• Task directions: In the material below, repeat only the lines from the one that holds "Read out every word on this page." through the final line, exactly as they stand.

[Data records]
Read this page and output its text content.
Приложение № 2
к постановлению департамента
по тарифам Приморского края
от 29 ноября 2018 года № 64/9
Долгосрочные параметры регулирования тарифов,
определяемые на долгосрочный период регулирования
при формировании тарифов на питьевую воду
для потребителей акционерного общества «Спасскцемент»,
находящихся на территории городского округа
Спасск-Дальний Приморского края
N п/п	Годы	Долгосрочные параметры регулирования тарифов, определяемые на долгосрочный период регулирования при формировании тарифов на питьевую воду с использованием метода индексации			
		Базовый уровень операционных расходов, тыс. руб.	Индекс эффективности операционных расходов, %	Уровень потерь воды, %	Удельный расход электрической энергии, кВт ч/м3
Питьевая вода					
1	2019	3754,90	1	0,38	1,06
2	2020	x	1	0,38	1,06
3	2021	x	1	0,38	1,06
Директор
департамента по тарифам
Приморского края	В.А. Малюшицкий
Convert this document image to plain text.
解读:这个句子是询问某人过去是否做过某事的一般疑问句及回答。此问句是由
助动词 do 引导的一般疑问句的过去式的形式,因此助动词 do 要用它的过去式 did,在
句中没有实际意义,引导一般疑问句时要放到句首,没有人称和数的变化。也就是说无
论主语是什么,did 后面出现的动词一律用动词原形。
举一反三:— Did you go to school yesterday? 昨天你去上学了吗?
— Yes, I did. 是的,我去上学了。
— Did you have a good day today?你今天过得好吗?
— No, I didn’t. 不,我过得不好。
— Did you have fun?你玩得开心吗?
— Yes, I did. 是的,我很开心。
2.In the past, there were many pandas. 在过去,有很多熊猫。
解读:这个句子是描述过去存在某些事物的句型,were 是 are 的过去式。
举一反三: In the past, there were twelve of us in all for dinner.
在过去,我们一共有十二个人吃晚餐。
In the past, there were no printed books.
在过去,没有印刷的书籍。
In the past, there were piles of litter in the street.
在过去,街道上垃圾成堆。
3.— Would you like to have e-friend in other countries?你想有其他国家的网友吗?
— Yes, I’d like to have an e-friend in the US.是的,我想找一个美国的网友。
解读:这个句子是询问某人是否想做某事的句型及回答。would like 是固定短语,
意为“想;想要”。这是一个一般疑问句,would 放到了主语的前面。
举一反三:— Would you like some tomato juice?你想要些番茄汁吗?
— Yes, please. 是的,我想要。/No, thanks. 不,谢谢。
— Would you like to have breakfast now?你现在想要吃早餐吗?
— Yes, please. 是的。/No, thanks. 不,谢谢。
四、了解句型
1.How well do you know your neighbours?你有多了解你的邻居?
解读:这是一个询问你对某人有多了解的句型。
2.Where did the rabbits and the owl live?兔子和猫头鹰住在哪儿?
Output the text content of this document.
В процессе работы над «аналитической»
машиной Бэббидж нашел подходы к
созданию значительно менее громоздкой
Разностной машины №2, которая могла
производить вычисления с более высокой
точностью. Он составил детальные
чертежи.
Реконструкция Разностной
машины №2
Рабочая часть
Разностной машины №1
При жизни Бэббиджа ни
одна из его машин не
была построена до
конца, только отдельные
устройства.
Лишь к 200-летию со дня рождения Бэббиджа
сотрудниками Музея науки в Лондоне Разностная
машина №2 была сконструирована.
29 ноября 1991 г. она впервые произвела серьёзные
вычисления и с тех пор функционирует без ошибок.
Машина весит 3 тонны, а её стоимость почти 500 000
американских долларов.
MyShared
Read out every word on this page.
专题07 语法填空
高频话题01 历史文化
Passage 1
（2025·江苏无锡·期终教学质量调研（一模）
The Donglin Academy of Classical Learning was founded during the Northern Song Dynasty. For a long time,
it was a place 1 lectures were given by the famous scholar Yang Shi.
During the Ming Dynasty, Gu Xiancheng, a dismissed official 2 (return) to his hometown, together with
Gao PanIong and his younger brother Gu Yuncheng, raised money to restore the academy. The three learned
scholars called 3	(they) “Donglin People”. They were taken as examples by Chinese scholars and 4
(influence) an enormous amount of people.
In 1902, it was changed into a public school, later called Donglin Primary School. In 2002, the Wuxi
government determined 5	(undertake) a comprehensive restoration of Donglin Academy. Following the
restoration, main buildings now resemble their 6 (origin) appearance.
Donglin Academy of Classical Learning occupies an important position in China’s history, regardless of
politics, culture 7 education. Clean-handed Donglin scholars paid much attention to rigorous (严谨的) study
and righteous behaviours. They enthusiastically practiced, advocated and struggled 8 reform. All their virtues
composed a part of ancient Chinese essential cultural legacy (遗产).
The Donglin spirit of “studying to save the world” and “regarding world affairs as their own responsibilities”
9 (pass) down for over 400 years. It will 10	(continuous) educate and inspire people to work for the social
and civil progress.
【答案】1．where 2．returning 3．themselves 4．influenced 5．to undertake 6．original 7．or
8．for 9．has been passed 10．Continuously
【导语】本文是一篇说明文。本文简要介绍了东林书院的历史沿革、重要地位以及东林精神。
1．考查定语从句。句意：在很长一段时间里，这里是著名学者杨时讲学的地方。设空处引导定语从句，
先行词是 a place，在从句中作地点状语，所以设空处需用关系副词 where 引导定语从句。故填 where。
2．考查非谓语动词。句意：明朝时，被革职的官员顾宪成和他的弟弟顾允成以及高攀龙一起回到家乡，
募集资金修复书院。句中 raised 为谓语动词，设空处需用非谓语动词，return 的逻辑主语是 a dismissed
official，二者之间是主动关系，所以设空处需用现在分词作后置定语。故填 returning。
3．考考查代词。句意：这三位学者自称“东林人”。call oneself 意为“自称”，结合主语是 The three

• Full solution:
Read out every word on this page.
专题07 语法填空
高频话题01 历史文化
Passage 1
（2025·江苏无锡·期终教学质量调研（一模）
The Donglin Academy of Classical Learning was founded during the Northern Song Dynasty. For a long time,
it was a place 1 lectures were given by the famous scholar Yang Shi.
During the Ming Dynasty, Gu Xiancheng, a dismissed official 2 (return) to his hometown, together with
Gao PanIong and his younger brother Gu Yuncheng, raised money to restore the academy. The three learned
scholars called 3	(they) “Donglin People”. They were taken as examples by Chinese scholars and 4
(influence) an enormous amount of people.
In 1902, it was changed into a public school, later called Donglin Primary School. In 2002, the Wuxi
government determined 5	(undertake) a comprehensive restoration of Donglin Academy. Following the
restoration, main buildings now resemble their 6 (origin) appearance.
Donglin Academy of Classical Learning occupies an important position in China’s history, regardless of
politics, culture 7 education. Clean-handed Donglin scholars paid much attention to rigorous (严谨的) study
and righteous behaviours. They enthusiastically practiced, advocated and struggled 8 reform. All their virtues
composed a part of ancient Chinese essential cultural legacy (遗产).
The Donglin spirit of “studying to save the world” and “regarding world affairs as their own responsibilities”
9 (pass) down for over 400 years. It will 10	(continuous) educate and inspire people to work for the social
and civil progress.
【答案】1．where 2．returning 3．themselves 4．influenced 5．to undertake 6．original 7．or
8．for 9．has been passed 10．Continuously
【导语】本文是一篇说明文。本文简要介绍了东林书院的历史沿革、重要地位以及东林精神。
1．考查定语从句。句意：在很长一段时间里，这里是著名学者杨时讲学的地方。设空处引导定语从句，
先行词是 a place，在从句中作地点状语，所以设空处需用关系副词 where 引导定语从句。故填 where。
2．考查非谓语动词。句意：明朝时，被革职的官员顾宪成和他的弟弟顾允成以及高攀龙一起回到家乡，
募集资金修复书院。句中 raised 为谓语动词，设空处需用非谓语动词，return 的逻辑主语是 a dismissed
official，二者之间是主动关系，所以设空处需用现在分词作后置定语。故填 returning。
3．考考查代词。句意：这三位学者自称“东林人”。call oneself 意为“自称”，结合主语是 The three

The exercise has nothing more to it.